JOB 1
Copy the records word for word, starting at the line that has "List every element" and ending after the line that has "stat-card: Total Applications". Leave the picture out of your copy.

Bumper snicker on back of motorhome:
"Poor mileage for a vehicle. Great for a home."
 
 
We were kind of sad to leave Brazos Bend State Park on Sunday. After being in one (warm and beautiful!) place for almost a month, it was time to head to the Atlanta area for Jim's next trail race. He already "sacrificed" a fixed-time event in Alabama so we could stay on at the park as campground hosts; he didn't want to miss another one.

Our destination campground in Georgia was the FamCamp at Dobbins Air Force Base, a distance of about 900 miles from Brazos Bend.

For reasons I'll explain in a little bit, we were unable to find a suitable site there and ended up farther north of Atlanta at the Navy Lake Site, a recreational area with a scenic campground on Lake Allatoona. Our total distance ended up at 933 miles.


View of cove on Lake Allatoona from our campsite

We decided to take two rather leisurely days sandwiched around one longer day in the middle to make the drive. The weather was great all three days, sunny and in the 60s and 70s by each afternoon. We made good time and enjoyed the bright green grass and spring-flowering shrubs and trees throughout the journey.

WORKING DATA
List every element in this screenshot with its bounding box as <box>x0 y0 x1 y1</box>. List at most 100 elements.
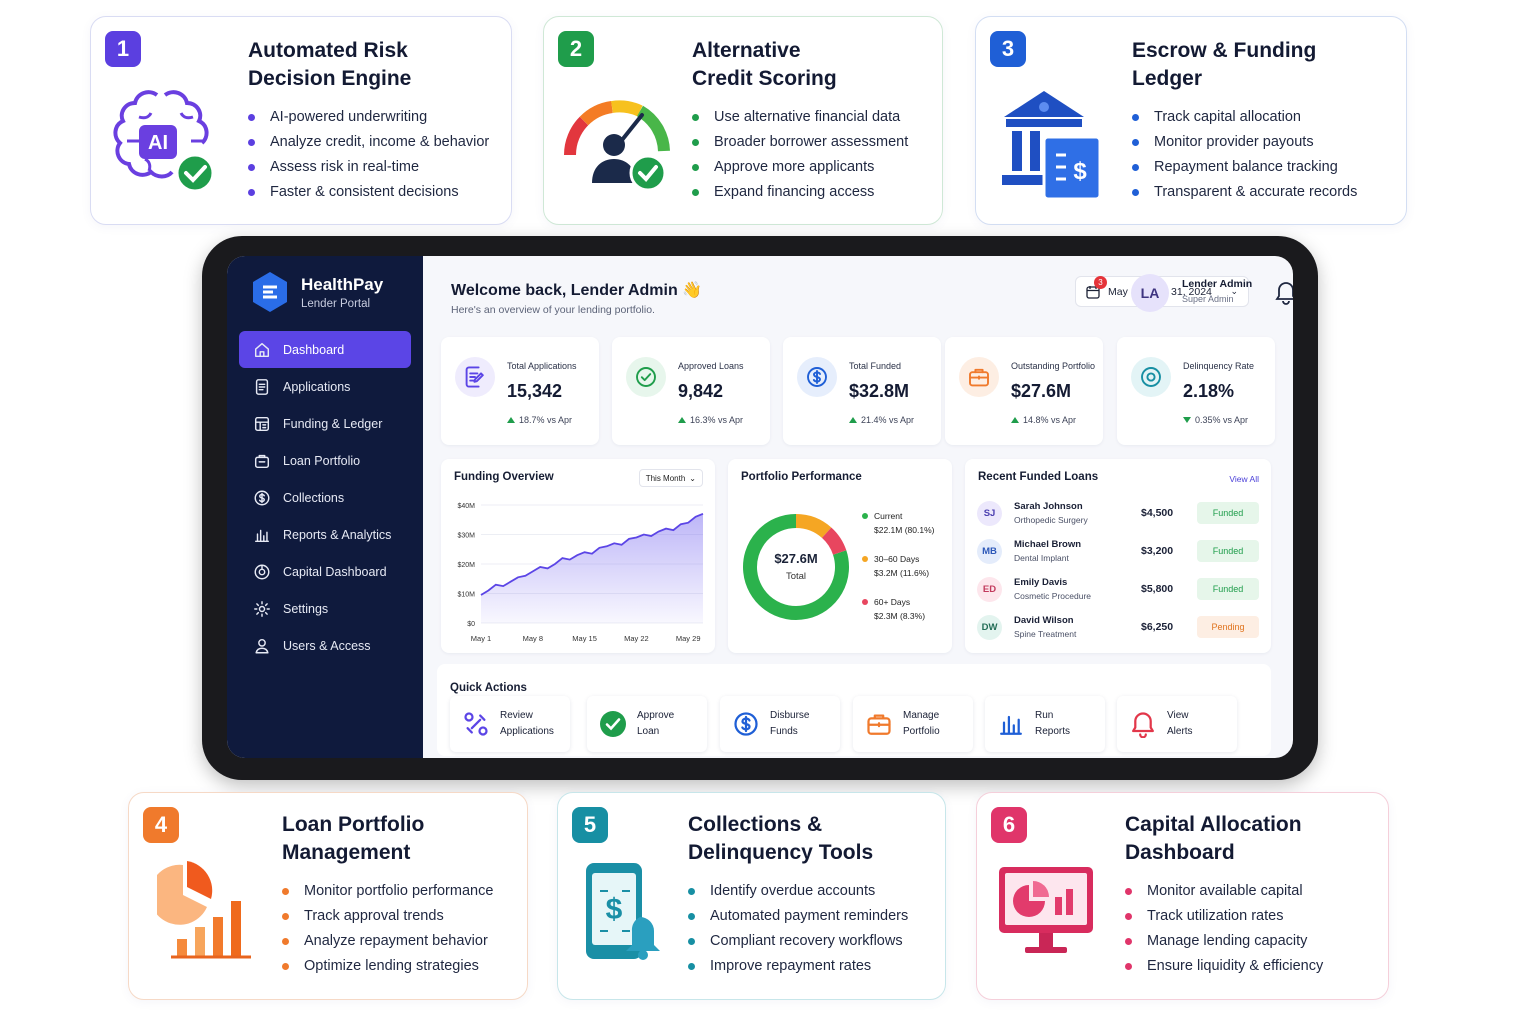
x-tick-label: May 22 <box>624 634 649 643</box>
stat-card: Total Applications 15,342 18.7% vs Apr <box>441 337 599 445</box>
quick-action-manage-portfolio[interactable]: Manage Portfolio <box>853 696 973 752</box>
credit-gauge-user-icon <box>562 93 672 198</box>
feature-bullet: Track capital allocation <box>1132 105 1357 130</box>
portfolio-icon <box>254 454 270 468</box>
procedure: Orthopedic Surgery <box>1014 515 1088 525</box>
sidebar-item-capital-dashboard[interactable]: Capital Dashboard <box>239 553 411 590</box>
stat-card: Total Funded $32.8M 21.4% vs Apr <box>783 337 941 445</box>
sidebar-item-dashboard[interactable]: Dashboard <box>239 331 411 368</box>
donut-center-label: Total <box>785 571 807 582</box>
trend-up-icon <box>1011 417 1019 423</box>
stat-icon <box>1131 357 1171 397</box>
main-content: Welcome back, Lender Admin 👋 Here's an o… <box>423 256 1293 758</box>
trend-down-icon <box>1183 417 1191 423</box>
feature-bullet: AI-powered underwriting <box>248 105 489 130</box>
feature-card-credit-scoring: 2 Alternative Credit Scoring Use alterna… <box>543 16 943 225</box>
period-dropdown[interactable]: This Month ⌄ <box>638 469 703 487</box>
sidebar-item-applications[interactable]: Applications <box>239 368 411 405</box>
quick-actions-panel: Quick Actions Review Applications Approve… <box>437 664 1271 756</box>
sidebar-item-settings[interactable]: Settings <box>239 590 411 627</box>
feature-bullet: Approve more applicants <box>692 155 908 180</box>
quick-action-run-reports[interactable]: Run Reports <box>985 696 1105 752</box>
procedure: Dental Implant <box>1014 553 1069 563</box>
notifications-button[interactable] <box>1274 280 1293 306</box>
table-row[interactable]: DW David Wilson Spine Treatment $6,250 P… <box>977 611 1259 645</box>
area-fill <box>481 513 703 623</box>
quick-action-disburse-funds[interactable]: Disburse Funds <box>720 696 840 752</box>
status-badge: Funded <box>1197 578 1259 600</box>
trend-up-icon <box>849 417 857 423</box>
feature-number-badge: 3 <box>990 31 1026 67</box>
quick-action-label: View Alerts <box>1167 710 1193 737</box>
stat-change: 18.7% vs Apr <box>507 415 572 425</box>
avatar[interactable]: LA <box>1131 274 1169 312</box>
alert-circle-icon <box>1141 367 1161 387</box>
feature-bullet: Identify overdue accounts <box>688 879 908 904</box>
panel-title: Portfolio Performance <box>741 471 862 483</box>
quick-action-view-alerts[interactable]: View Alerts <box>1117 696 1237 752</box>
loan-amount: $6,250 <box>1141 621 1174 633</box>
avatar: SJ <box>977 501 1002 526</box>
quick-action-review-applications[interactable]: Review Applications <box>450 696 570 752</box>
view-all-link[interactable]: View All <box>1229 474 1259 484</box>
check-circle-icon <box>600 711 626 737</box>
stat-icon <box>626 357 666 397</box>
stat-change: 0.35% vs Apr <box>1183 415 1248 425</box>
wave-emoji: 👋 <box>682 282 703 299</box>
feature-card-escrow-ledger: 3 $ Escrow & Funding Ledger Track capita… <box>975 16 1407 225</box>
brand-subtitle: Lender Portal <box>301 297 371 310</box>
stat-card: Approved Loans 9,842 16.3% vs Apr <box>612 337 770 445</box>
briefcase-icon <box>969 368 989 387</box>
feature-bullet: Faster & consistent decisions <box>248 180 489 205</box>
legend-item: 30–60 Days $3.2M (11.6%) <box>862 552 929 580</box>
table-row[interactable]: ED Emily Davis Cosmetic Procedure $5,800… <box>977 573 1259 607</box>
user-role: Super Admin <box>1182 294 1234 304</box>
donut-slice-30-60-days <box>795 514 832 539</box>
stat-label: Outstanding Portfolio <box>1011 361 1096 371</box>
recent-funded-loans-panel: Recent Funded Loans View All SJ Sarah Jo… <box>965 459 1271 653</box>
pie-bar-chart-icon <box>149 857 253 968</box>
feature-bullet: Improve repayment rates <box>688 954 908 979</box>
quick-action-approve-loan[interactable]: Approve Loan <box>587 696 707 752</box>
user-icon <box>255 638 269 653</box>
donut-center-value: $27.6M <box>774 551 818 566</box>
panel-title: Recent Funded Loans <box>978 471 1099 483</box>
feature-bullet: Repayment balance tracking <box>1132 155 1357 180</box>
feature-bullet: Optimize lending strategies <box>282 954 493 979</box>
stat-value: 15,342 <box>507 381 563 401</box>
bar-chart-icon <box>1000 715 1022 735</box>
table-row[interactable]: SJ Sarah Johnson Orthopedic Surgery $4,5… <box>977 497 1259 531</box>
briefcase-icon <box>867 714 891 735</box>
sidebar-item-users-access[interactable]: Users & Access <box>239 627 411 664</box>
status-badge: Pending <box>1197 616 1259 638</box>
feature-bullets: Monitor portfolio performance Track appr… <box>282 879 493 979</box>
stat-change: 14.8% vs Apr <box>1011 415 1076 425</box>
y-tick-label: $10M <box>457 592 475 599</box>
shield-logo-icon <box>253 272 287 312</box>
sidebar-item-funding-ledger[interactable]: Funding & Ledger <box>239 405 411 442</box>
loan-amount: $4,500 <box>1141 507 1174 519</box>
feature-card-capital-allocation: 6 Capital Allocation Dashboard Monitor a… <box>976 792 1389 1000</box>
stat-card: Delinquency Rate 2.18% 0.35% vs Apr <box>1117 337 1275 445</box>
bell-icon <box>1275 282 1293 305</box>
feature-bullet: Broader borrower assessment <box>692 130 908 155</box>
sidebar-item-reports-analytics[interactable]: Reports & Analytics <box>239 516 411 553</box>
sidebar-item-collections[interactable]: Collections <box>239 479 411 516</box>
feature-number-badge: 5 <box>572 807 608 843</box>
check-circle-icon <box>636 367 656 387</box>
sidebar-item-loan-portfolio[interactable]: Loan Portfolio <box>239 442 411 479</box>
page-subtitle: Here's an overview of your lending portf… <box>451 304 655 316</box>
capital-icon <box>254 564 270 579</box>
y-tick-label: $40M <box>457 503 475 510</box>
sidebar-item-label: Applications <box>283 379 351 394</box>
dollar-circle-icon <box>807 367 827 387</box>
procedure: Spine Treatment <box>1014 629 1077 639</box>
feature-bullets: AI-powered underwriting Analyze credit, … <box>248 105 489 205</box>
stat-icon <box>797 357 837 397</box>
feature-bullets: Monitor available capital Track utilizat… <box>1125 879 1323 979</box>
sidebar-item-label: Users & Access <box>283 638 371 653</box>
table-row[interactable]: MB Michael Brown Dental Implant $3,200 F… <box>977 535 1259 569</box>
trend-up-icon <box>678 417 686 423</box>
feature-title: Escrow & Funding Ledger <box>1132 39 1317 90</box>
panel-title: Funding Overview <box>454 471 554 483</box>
---
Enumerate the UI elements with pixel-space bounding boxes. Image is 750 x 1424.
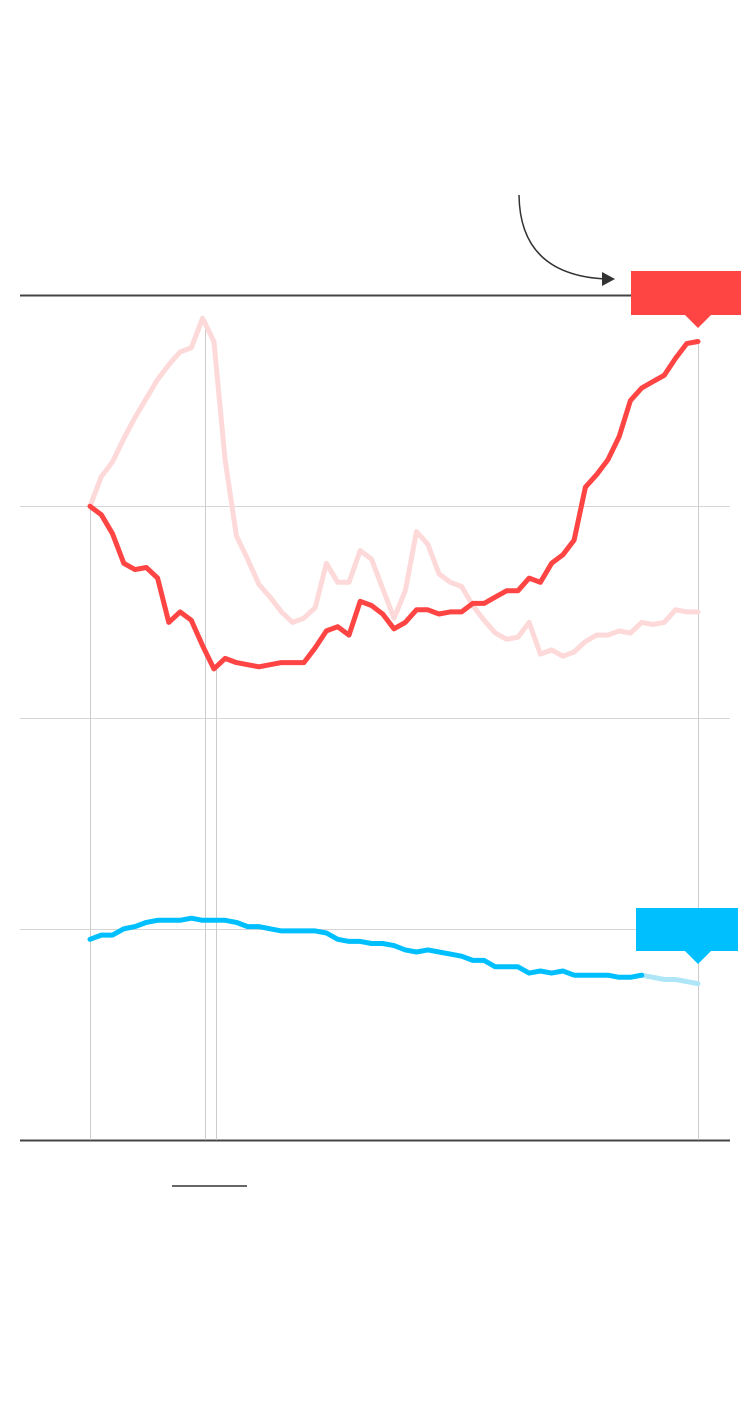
--
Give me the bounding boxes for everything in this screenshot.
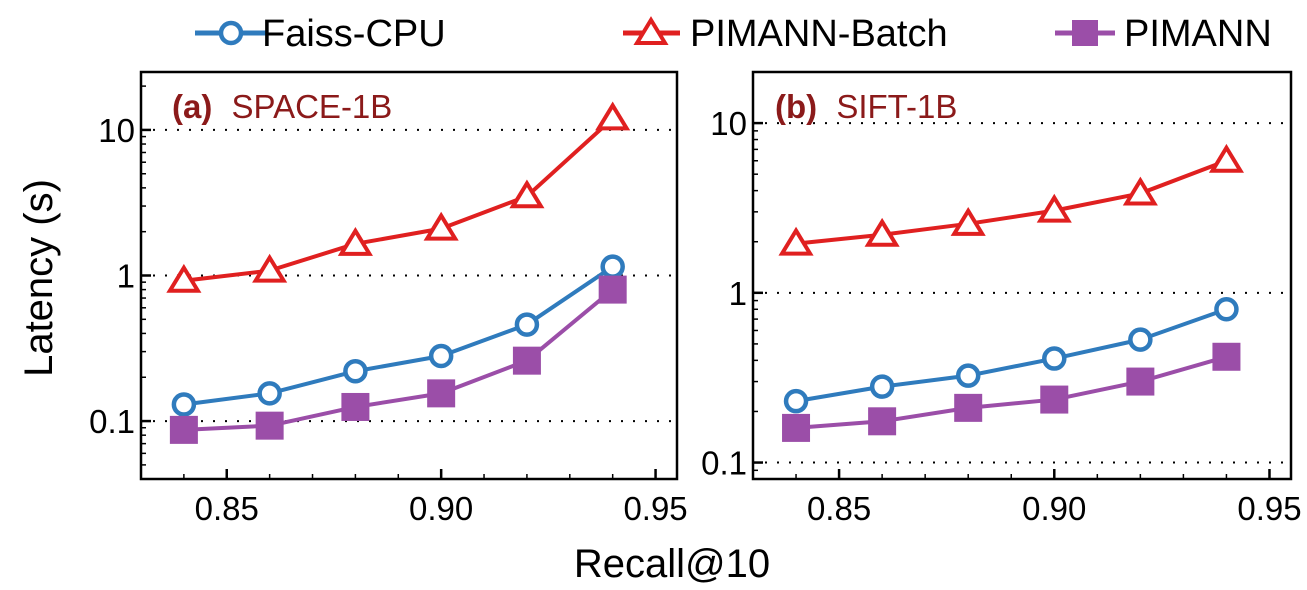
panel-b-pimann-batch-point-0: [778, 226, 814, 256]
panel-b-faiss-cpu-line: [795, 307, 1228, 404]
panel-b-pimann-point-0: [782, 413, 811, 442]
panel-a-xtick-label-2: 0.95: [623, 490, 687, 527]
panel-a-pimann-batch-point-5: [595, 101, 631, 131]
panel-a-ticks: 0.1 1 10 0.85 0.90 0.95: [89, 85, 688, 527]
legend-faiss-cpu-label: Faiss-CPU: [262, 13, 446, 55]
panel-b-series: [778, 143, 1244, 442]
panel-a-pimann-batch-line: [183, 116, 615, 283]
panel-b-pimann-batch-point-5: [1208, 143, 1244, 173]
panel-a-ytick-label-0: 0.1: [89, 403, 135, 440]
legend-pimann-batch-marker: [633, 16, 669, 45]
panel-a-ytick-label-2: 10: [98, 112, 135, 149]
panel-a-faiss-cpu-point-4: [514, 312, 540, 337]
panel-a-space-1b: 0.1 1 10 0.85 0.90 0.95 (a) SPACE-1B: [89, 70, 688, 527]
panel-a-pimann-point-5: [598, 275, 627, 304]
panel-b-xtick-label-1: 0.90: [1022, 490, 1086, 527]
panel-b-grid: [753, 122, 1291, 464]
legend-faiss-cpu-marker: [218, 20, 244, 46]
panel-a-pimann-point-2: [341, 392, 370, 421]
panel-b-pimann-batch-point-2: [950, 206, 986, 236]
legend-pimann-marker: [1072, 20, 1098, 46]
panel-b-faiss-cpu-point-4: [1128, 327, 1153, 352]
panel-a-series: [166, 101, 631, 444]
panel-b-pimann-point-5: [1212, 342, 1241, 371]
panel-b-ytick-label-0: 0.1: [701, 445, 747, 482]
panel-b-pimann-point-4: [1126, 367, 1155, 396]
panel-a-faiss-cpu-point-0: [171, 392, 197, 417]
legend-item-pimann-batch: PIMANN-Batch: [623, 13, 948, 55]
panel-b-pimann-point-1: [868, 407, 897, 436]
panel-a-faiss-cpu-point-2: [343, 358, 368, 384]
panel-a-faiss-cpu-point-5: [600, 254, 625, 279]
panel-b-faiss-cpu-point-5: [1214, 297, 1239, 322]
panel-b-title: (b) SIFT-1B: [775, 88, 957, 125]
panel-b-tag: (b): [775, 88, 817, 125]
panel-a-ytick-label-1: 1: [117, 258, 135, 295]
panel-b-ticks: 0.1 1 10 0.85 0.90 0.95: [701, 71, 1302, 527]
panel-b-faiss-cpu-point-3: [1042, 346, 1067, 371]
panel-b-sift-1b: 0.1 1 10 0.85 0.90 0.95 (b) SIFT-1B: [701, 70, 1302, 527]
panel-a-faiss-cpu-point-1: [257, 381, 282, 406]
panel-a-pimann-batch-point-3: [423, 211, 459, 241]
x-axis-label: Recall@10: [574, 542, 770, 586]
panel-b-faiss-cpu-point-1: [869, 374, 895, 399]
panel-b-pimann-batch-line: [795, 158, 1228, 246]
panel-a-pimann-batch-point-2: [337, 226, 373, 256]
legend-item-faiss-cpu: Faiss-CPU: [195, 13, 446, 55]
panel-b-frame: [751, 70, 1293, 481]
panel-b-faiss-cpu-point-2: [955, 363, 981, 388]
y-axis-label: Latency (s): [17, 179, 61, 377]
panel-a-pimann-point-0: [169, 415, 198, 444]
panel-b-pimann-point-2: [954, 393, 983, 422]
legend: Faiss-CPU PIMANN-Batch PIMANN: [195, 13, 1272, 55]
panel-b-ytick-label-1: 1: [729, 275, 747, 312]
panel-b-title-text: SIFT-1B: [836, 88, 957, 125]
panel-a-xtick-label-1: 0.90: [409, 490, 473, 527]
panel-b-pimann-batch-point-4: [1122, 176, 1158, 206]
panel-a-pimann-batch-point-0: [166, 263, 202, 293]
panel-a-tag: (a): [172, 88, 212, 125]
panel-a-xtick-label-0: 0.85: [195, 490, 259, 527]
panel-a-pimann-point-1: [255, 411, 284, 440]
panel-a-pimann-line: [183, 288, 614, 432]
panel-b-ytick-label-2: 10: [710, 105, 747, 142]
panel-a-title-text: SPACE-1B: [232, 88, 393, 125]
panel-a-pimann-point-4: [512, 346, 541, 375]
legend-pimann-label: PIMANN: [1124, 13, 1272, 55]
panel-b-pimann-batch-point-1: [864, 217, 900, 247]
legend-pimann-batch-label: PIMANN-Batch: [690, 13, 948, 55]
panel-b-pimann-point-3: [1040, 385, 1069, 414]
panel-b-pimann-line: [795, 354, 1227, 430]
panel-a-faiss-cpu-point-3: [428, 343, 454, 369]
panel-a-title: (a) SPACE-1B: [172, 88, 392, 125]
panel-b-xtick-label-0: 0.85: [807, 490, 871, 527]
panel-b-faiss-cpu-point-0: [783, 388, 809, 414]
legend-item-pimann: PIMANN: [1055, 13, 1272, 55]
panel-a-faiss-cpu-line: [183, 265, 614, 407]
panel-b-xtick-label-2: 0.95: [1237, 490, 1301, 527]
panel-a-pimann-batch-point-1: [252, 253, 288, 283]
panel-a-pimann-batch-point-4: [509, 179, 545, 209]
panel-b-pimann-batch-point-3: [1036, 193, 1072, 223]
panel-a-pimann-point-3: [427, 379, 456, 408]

JOB 2
In the excerpt about the motorhome trip, what was the total distance of the drive?

FULL ANSWER 1
List every element in this screenshot with its bounding box as <box>x0 y0 x1 y1</box>. List at most 100 elements.
x-tick-label: May 22 <box>624 634 649 643</box>
stat-card: Total Applications 15,342 18.7% vs Apr <box>441 337 599 445</box>

FULL ANSWER 2
933 miles.